* OBJECTIVE
Transcribe the entries that follow, word for word.

* SUPPLIED MATERIAL

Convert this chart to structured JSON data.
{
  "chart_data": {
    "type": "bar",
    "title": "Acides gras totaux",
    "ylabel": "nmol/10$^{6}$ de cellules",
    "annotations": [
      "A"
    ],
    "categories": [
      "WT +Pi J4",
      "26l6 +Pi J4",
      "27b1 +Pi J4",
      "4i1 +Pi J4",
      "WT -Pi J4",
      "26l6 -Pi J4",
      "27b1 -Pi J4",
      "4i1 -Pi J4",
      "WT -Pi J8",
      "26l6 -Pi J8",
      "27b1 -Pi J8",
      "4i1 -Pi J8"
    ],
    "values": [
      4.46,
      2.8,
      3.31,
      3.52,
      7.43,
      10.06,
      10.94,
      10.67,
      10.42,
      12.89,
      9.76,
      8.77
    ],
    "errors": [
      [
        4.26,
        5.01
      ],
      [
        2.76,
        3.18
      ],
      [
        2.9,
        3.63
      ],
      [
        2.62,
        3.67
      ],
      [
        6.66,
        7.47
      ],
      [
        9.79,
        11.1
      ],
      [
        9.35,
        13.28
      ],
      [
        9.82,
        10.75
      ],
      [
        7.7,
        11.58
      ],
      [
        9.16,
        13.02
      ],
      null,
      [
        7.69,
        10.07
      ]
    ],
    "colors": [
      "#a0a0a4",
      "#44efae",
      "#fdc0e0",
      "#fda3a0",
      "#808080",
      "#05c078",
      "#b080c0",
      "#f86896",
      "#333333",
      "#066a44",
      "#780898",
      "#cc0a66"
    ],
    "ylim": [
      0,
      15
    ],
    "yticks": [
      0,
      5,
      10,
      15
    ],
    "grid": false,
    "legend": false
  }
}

* THE REPLY
Convert this chart to structured JSON data.
{
  "chart_data": {
    "type": "bar",
    "title": "Acides gras totaux",
    "ylabel": "nmol/10$^{6}$ de cellules",
    "annotations": [
      "A"
    ],
    "categories": [
      "WT +Pi J4",
      "26l6 +Pi J4",
      "27b1 +Pi J4",
      "4i1 +Pi J4",
      "WT -Pi J4",
      "26l6 -Pi J4",
      "27b1 -Pi J4",
      "4i1 -Pi J4",
      "WT -Pi J8",
      "26l6 -Pi J8",
      "27b1 -Pi J8",
      "4i1 -Pi J8"
    ],
    "values": [
      4.46,
      2.8,
      3.31,
      3.52,
      7.43,
      10.06,
      10.94,
      10.67,
      10.42,
      12.89,
      9.76,
      8.77
    ],
    "errors": [
      [
        4.26,
        5.01
      ],
      [
        2.76,
        3.18
      ],
      [
        2.9,
        3.63
      ],
      [
        2.62,
        3.67
      ],
      [
        6.66,
        7.47
      ],
      [
        9.79,
        11.1
      ],
      [
        9.35,
        13.28
      ],
      [
        9.82,
        10.75
      ],
      [
        7.7,
        11.58
      ],
      [
        9.16,
        13.02
      ],
      null,
      [
        7.69,
        10.07
      ]
    ],
    "colors": [
      "#a0a0a4",
      "#44efae",
      "#fdc0e0",
      "#fda3a0",
      "#808080",
      "#05c078",
      "#b080c0",
      "#f86896",
      "#333333",
      "#066a44",
      "#780898",
      "#cc0a66"
    ],
    "ylim": [
      0,
      15
    ],
    "yticks": [
      0,
      5,
      10,
      15
    ],
    "grid": false,
    "legend": false
  }
}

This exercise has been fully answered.